▶ [SET PROBLEM]: Tally the lines in the listing below that include "fossil". Answer with the count and nothing more.

(Figure record listings)
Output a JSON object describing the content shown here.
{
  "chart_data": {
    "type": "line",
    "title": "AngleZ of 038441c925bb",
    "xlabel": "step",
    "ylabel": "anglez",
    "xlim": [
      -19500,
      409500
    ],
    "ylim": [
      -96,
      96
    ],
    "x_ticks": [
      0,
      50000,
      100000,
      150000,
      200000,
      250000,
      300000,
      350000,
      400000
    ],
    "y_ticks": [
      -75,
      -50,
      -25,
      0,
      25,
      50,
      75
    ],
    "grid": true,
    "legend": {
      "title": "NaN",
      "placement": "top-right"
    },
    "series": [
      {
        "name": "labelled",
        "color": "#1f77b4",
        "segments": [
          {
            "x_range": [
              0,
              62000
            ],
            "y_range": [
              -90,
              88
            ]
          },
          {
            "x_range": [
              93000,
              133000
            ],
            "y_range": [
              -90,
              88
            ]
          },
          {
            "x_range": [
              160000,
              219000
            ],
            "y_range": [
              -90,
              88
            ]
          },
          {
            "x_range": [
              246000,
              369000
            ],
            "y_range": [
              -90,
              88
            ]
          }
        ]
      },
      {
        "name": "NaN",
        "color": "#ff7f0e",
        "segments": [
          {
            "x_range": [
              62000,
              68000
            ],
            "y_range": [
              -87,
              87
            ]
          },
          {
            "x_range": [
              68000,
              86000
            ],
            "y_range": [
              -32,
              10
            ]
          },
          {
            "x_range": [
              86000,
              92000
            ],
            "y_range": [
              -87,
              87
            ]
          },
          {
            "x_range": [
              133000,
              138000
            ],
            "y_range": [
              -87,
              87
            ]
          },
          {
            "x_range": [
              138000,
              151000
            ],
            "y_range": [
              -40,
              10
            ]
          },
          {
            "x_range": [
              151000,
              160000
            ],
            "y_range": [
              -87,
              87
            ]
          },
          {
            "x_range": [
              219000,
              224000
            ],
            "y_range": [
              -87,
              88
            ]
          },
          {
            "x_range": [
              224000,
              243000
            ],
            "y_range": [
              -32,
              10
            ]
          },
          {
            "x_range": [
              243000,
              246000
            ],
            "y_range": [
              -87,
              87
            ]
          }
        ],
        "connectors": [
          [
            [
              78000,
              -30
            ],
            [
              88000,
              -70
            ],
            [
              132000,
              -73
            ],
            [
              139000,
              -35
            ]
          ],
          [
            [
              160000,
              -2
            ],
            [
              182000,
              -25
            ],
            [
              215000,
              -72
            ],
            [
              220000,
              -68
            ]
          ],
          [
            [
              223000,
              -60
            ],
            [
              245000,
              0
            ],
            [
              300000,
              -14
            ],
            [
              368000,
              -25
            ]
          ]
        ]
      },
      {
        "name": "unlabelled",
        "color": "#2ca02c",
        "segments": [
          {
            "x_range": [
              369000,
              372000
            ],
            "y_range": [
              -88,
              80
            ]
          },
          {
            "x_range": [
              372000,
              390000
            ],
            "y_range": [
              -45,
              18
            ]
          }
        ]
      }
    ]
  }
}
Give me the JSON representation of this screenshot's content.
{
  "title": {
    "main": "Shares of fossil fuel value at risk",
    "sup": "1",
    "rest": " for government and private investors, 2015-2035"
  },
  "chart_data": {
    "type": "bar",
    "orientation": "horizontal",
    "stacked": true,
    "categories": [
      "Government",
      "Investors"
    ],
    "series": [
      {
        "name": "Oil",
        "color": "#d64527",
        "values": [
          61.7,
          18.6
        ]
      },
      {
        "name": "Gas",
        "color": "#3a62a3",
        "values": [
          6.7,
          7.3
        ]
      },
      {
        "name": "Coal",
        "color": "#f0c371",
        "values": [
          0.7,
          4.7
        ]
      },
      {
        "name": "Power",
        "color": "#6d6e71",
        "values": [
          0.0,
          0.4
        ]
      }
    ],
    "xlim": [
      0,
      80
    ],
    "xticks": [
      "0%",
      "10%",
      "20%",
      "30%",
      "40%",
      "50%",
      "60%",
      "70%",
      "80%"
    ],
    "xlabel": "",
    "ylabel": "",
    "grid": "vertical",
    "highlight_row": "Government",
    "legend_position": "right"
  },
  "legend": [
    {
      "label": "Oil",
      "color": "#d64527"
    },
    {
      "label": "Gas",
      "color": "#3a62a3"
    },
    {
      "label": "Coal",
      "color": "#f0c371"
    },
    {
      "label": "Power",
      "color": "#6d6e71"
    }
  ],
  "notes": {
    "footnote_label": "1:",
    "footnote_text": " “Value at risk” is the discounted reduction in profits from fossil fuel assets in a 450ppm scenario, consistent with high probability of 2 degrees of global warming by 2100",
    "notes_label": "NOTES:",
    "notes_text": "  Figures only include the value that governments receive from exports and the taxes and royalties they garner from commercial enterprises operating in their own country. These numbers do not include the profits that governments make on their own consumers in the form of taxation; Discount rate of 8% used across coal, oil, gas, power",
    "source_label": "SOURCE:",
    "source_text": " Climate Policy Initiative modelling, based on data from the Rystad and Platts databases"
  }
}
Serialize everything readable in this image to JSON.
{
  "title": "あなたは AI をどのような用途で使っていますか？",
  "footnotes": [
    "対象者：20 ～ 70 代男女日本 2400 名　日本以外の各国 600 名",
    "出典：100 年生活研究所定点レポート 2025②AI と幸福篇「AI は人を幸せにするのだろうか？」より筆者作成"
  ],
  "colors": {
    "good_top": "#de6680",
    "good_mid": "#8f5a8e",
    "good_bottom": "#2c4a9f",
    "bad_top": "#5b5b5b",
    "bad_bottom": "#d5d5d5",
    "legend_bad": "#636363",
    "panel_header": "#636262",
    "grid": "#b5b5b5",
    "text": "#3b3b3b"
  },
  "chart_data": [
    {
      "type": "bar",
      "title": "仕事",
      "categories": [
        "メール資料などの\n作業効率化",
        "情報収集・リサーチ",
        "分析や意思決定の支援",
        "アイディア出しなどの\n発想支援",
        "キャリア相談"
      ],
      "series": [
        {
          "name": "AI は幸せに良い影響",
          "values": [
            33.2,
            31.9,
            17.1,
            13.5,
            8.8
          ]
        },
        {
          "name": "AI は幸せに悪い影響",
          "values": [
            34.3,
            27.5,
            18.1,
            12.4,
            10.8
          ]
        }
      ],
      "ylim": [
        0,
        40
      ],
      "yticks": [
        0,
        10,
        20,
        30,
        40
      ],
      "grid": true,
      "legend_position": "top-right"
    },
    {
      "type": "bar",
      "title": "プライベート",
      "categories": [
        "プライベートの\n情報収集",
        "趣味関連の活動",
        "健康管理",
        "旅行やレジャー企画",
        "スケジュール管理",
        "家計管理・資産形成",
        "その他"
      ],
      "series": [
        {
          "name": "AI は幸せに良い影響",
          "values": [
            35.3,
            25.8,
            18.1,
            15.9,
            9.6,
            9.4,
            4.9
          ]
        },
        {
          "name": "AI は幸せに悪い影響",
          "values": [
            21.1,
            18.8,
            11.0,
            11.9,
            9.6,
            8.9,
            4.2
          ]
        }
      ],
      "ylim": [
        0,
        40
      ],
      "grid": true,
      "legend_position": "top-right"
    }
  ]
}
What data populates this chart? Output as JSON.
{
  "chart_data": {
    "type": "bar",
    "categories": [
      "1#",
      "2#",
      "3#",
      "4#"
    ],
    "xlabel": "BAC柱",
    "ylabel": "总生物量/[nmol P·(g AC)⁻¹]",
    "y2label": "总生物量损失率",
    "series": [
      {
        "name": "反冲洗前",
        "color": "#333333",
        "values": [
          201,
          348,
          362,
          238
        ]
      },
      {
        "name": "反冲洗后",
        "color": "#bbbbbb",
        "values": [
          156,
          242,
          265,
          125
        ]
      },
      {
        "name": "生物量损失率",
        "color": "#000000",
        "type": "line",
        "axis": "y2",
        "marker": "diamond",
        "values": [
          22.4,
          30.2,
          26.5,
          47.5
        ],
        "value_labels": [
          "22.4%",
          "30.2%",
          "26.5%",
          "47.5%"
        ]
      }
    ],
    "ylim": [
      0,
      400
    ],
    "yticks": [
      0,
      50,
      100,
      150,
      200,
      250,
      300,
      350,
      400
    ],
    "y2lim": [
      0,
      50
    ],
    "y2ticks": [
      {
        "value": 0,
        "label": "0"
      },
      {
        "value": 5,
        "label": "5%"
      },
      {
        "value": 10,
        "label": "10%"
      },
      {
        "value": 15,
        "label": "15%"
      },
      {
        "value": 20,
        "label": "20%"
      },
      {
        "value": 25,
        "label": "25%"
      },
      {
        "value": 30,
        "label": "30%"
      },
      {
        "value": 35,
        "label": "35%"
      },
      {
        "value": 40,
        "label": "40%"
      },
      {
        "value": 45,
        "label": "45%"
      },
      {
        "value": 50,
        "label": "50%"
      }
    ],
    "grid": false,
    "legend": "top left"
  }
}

▶ [OUTPUT OF THE EXERCISE]: 2